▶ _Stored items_
========================================================================

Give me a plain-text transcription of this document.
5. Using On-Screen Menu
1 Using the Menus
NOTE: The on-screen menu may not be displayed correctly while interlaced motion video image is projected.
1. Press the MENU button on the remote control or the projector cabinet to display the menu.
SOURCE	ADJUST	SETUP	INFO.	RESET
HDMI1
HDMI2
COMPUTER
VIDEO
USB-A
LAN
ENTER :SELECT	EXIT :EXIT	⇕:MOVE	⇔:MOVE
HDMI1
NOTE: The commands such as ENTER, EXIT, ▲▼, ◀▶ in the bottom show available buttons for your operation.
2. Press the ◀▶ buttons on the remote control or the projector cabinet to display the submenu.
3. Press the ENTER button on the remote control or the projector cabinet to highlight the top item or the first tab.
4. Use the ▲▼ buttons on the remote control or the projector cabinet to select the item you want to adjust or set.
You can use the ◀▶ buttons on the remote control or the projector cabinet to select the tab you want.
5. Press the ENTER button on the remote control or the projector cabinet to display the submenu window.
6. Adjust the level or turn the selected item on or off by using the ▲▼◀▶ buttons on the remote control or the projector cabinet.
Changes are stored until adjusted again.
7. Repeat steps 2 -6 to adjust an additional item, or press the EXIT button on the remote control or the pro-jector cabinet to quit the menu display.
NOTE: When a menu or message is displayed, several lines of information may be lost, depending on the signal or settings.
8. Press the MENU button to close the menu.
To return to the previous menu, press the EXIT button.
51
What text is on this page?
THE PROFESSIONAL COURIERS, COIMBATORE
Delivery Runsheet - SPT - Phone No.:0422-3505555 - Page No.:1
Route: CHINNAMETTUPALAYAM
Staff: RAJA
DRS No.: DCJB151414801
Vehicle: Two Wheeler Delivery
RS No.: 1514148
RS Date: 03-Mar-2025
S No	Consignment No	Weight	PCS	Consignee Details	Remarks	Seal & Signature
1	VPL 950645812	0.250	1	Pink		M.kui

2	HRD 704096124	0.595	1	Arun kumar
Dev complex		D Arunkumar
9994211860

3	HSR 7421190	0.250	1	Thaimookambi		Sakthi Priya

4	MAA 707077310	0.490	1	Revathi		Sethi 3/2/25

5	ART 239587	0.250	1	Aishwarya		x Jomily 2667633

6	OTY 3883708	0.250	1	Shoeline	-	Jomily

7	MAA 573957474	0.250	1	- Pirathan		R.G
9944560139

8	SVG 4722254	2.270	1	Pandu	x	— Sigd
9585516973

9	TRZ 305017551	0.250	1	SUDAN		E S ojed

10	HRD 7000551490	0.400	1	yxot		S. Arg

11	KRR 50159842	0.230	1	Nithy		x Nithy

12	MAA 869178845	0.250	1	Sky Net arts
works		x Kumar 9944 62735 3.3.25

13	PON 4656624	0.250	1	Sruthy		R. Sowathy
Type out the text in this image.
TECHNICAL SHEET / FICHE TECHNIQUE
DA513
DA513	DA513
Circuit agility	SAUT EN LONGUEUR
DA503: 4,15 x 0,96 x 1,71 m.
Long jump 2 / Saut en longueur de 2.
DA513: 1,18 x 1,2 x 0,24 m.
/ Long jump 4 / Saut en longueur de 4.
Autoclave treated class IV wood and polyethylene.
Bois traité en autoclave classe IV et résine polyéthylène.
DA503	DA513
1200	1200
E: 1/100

========================================================================

▶ _GOAL_
Using the material above, work out how many lines contain the string "ENTER". Give that number alone.

▶ _TASK SOLUTION_
4